— Start Material provided —
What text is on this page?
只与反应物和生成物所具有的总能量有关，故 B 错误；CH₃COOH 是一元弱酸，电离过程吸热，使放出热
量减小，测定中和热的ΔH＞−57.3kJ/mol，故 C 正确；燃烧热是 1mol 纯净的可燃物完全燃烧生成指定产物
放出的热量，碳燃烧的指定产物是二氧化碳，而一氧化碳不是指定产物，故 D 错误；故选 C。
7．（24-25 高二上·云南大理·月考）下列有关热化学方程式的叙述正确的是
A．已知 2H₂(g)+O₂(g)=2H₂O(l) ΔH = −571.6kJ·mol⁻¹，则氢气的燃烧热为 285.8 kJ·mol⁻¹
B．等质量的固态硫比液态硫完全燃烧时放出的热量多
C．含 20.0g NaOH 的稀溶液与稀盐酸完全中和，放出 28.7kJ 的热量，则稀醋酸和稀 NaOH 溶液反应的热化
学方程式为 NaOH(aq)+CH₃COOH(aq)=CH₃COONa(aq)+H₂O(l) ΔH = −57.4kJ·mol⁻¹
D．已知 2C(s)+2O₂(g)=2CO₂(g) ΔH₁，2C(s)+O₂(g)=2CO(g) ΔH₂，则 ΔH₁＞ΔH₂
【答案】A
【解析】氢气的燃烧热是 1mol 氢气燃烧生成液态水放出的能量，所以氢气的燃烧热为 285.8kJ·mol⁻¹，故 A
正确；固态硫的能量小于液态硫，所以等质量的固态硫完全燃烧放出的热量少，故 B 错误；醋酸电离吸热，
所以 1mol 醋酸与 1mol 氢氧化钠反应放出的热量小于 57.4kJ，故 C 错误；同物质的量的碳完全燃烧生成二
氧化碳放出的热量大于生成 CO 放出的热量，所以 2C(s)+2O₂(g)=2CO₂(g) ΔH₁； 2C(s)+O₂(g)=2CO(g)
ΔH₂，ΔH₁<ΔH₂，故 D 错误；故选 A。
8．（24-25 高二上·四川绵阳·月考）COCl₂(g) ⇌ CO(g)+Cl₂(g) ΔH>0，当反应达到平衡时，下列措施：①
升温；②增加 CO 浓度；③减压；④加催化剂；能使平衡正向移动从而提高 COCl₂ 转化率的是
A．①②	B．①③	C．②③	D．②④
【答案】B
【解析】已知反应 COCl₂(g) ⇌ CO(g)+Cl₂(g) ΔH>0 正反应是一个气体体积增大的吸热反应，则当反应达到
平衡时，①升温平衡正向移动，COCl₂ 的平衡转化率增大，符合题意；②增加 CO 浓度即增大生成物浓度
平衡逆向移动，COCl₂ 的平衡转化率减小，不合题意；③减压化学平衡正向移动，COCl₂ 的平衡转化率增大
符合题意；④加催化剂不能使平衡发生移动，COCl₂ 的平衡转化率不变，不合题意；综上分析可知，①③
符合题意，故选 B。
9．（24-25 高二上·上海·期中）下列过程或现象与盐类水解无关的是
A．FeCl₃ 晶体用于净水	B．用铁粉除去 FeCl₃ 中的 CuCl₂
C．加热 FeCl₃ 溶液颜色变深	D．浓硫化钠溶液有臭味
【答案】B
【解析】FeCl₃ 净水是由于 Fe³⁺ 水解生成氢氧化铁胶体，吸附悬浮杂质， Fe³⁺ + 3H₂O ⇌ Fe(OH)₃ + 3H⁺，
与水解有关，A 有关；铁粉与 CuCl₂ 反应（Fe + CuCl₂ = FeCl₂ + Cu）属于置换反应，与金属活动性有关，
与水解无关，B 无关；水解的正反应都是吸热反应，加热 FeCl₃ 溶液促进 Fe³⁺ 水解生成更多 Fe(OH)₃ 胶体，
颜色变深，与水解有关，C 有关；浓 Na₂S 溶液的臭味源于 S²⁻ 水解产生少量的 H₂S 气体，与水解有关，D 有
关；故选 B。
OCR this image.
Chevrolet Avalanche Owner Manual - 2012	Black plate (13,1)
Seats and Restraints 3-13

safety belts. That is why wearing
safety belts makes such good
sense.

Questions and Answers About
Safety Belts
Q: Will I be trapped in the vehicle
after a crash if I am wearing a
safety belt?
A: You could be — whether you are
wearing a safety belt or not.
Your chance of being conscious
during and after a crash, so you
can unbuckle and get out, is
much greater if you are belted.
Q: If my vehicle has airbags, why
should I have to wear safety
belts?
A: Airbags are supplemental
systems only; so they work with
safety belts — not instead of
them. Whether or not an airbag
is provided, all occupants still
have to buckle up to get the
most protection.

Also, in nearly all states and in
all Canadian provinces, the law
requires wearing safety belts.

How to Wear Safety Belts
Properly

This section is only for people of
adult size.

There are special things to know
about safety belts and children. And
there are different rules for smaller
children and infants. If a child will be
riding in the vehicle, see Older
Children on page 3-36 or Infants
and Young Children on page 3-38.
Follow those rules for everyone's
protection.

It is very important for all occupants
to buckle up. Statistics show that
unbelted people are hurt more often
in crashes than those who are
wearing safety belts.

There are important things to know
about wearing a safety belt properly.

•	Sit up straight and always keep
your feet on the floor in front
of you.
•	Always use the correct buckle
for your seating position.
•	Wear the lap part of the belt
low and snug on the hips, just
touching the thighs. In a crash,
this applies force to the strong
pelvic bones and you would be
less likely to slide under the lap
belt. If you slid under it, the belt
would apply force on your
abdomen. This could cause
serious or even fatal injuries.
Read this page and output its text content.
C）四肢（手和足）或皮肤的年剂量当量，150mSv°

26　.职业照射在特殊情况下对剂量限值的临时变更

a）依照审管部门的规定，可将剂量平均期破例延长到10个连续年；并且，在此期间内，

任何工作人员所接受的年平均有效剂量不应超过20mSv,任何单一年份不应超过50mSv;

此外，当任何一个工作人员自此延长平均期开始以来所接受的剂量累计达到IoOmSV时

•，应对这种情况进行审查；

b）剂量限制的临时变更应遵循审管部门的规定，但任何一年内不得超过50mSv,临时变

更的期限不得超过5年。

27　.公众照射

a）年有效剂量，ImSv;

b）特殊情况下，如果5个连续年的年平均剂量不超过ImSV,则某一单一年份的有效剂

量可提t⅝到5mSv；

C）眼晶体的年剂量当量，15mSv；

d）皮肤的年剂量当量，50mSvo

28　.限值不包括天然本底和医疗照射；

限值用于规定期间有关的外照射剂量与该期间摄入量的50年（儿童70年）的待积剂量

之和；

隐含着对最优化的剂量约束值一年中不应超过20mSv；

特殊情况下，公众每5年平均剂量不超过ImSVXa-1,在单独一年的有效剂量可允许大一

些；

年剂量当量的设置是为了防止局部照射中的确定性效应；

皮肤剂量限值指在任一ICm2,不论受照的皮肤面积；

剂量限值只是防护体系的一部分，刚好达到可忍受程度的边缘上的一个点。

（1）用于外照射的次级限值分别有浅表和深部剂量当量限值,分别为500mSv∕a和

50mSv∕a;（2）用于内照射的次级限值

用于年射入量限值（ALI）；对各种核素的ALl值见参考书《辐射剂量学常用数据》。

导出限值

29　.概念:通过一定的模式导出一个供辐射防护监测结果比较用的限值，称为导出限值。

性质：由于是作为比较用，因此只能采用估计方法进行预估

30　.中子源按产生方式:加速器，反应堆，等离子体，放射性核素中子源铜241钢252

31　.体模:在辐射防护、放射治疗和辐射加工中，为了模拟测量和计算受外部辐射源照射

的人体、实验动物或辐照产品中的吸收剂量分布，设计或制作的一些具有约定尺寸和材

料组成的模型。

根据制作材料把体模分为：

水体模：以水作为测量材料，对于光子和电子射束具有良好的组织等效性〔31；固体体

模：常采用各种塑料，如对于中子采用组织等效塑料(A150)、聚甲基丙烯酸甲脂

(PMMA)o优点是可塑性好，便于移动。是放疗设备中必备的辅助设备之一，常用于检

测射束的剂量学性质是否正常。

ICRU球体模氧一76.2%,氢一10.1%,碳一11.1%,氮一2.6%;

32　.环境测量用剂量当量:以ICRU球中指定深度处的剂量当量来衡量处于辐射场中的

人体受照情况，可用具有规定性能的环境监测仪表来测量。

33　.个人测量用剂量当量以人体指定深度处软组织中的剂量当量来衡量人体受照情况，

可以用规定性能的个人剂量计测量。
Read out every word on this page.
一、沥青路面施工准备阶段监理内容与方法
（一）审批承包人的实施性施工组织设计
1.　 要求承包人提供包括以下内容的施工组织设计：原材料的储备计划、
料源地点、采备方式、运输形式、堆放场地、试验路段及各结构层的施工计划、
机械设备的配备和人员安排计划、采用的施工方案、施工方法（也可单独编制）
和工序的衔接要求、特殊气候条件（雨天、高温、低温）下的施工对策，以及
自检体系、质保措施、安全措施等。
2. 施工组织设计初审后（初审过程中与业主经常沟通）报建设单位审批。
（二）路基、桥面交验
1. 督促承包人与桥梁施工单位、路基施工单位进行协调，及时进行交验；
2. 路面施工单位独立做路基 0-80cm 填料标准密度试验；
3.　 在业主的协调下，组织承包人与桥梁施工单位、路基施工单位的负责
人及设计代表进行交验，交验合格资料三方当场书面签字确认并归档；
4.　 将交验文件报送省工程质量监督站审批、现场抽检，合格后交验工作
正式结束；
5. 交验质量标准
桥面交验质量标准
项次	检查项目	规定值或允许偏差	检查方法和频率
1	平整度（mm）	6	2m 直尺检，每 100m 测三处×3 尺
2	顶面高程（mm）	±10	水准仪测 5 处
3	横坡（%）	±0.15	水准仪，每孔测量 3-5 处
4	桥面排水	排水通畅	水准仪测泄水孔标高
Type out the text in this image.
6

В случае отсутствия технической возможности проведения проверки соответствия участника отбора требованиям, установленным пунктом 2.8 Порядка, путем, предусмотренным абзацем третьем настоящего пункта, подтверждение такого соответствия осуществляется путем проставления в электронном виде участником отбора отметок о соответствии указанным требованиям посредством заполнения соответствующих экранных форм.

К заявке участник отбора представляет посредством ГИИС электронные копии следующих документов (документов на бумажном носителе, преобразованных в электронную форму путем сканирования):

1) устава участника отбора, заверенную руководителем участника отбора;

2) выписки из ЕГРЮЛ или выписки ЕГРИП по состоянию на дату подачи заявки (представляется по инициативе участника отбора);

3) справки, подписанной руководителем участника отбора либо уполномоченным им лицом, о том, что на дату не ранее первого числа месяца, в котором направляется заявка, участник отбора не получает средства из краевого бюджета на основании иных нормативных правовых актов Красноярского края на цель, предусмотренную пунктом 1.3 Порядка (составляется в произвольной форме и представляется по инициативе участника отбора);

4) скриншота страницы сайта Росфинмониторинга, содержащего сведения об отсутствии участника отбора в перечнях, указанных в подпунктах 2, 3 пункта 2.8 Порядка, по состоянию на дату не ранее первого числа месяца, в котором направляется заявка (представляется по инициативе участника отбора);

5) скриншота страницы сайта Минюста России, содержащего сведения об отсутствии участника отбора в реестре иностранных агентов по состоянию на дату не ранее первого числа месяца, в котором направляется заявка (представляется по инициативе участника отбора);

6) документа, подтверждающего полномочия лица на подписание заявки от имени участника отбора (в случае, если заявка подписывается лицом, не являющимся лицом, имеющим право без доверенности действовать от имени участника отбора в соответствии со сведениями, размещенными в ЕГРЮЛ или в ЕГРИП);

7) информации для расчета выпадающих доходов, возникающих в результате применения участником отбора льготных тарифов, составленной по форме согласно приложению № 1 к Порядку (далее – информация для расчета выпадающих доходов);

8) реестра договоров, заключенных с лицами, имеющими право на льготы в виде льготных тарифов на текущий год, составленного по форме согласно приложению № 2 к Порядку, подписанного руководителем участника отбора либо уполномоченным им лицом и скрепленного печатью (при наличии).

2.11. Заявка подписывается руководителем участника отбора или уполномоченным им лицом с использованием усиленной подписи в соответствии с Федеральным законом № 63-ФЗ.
— End Material provided —
◆ Instruction ◆
Only lines holding the string "符合题意" are wanted; gather each one from the entries above.

◆ Response to this task ◆
平衡时，①升温平衡正向移动，COCl₂ 的平衡转化率增大，符合题意；②增加 CO 浓度即增大生成物浓度
符合题意；④加催化剂不能使平衡发生移动，COCl₂ 的平衡转化率不变，不合题意；综上分析可知，①③
符合题意，故选 B。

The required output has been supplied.